Source text:
• • • • •

International Women’s Day is on March 8th, and you will see that issues related to women are a theme in this month’s CMS Notes. No matter your gender identity, March 8th is a day to recognise the achievements and struggles of women around the world.

International Women’s Day is observed in different ways around the world, and will mean different things to different people. My earliest memories of Women’s Day were that my dad would always bring a single cut flower for me, my mom, and my two sisters. It made me feel special to be counted as a woman. When I was a girl, I had learned of the struggles that women had faced. That they hadn’t always been allowed to study, or work, or vote. I was happy to be growing up in Canada in the 1980s, when women were equals and had all the opportunities of men. I understood that for the most part, women would not be able to compete in sports against men due to their different body types. But as far as what I thought I was interested in, a future in math or computer science or business or such, I thought it was all good. It took me a while to notice that the women’s movement wasn’t done, that maybe, there were still differences in how women were viewed, and the opportunities available to them. I do think that my cheerful optimism pushed me through some situations, thinking it was a weird blip that there were way more boys than girls in the math league in high school, and then in the math program in undergrad, and just plowing through.

It was in my senior years of undergraduate studies and in graduate school that it started to be apparent to me that sometimes, people were looking at me differently because I was a woman. I won’t share anecdotes because most of them involved good people who later became quite supportive. But there were definitely some uncomfortable moments, and moments where I felt that I wasn’t being viewed fairly. On the flip side, I stood out because I was a woman, and this was often an advantage. Everyone knew who I was, and remembered me. And I definitely benefited from attempts to increase female representation in mathematics, with more invitations and opportunities than my male counterparts. So still, I was confused: It’s pretty nice for women in math, so where are the women?

• • • • •

Data segment:
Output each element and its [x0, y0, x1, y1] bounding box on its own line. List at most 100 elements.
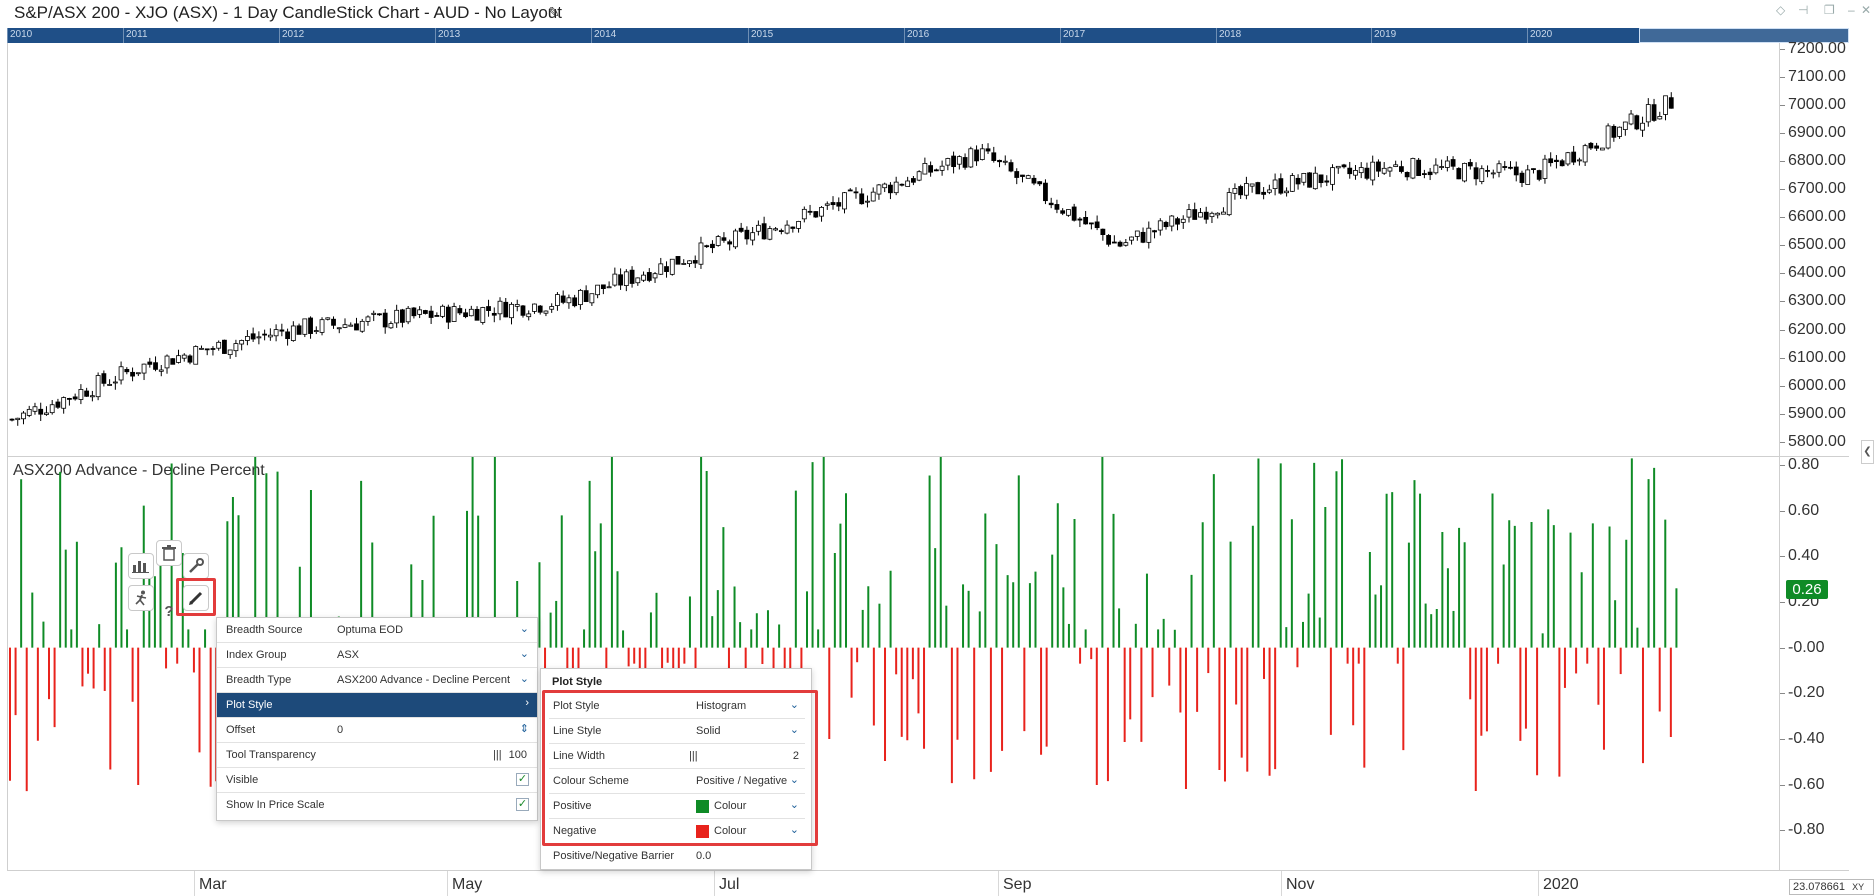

• • • • •

Task set:
A. Write out the part of the essay on International Women's Day from "It was in my" up to and including "are the women?".
B. Answer these questions using the essay on International Women's Day:
(i) On what date is International Women's Day?
(ii) What did the writer's dad bring to each woman in the family on Women's Day?
(iii) What does the writer decline to share about the uncomfortable moments in graduate school?
The data above is separate from the essay on International Women's Day.

Results for the exercise:
A.
It was in my senior years of undergraduate studies and in graduate school that it started to be apparent to me that sometimes, people were looking at me differently because I was a woman. I won’t share anecdotes because most of them involved good people who later became quite supportive. But there were definitely some uncomfortable moments, and moments where I felt that I wasn’t being viewed fairly. On the flip side, I stood out because I was a woman, and this was often an advantage. Everyone knew who I was, and remembered me. And I definitely benefited from attempts to increase female representation in mathematics, with more invitations and opportunities than my male counterparts. So still, I was confused: It’s pretty nice for women in math, so where are the women?

B.
(i) March 8th.
(ii) A single cut flower.
(iii) Anecdotes.